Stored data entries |
▼▼▼
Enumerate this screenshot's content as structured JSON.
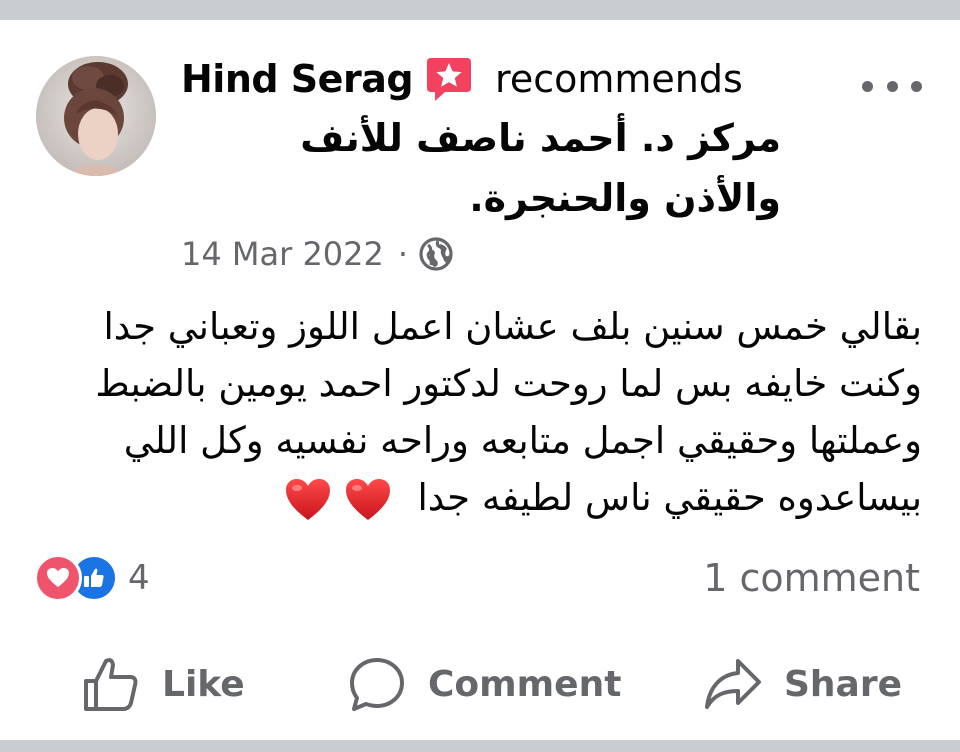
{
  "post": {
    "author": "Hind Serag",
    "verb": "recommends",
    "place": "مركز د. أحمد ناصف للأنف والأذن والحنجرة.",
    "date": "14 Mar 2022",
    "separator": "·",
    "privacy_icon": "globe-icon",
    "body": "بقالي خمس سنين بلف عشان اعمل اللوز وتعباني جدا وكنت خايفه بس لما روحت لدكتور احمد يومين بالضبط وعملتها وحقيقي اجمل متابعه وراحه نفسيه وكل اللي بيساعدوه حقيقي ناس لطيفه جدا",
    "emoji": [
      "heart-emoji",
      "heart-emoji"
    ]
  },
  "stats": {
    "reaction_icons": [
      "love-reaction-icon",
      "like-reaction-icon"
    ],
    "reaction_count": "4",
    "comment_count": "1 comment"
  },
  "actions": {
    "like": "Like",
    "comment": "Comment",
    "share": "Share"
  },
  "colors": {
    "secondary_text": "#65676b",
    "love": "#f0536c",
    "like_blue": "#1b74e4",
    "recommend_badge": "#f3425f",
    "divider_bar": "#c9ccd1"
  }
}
▲▲▲
Print out every entry above without changing a word, and leave out the pictures.

FINISHED TASK |
Enumerate this screenshot's content as structured JSON.
{
  "post": {
    "author": "Hind Serag",
    "verb": "recommends",
    "place": "مركز د. أحمد ناصف للأنف والأذن والحنجرة.",
    "date": "14 Mar 2022",
    "separator": "·",
    "privacy_icon": "globe-icon",
    "body": "بقالي خمس سنين بلف عشان اعمل اللوز وتعباني جدا وكنت خايفه بس لما روحت لدكتور احمد يومين بالضبط وعملتها وحقيقي اجمل متابعه وراحه نفسيه وكل اللي بيساعدوه حقيقي ناس لطيفه جدا",
    "emoji": [
      "heart-emoji",
      "heart-emoji"
    ]
  },
  "stats": {
    "reaction_icons": [
      "love-reaction-icon",
      "like-reaction-icon"
    ],
    "reaction_count": "4",
    "comment_count": "1 comment"
  },
  "actions": {
    "like": "Like",
    "comment": "Comment",
    "share": "Share"
  },
  "colors": {
    "secondary_text": "#65676b",
    "love": "#f0536c",
    "like_blue": "#1b74e4",
    "recommend_badge": "#f3425f",
    "divider_bar": "#c9ccd1"
  }
}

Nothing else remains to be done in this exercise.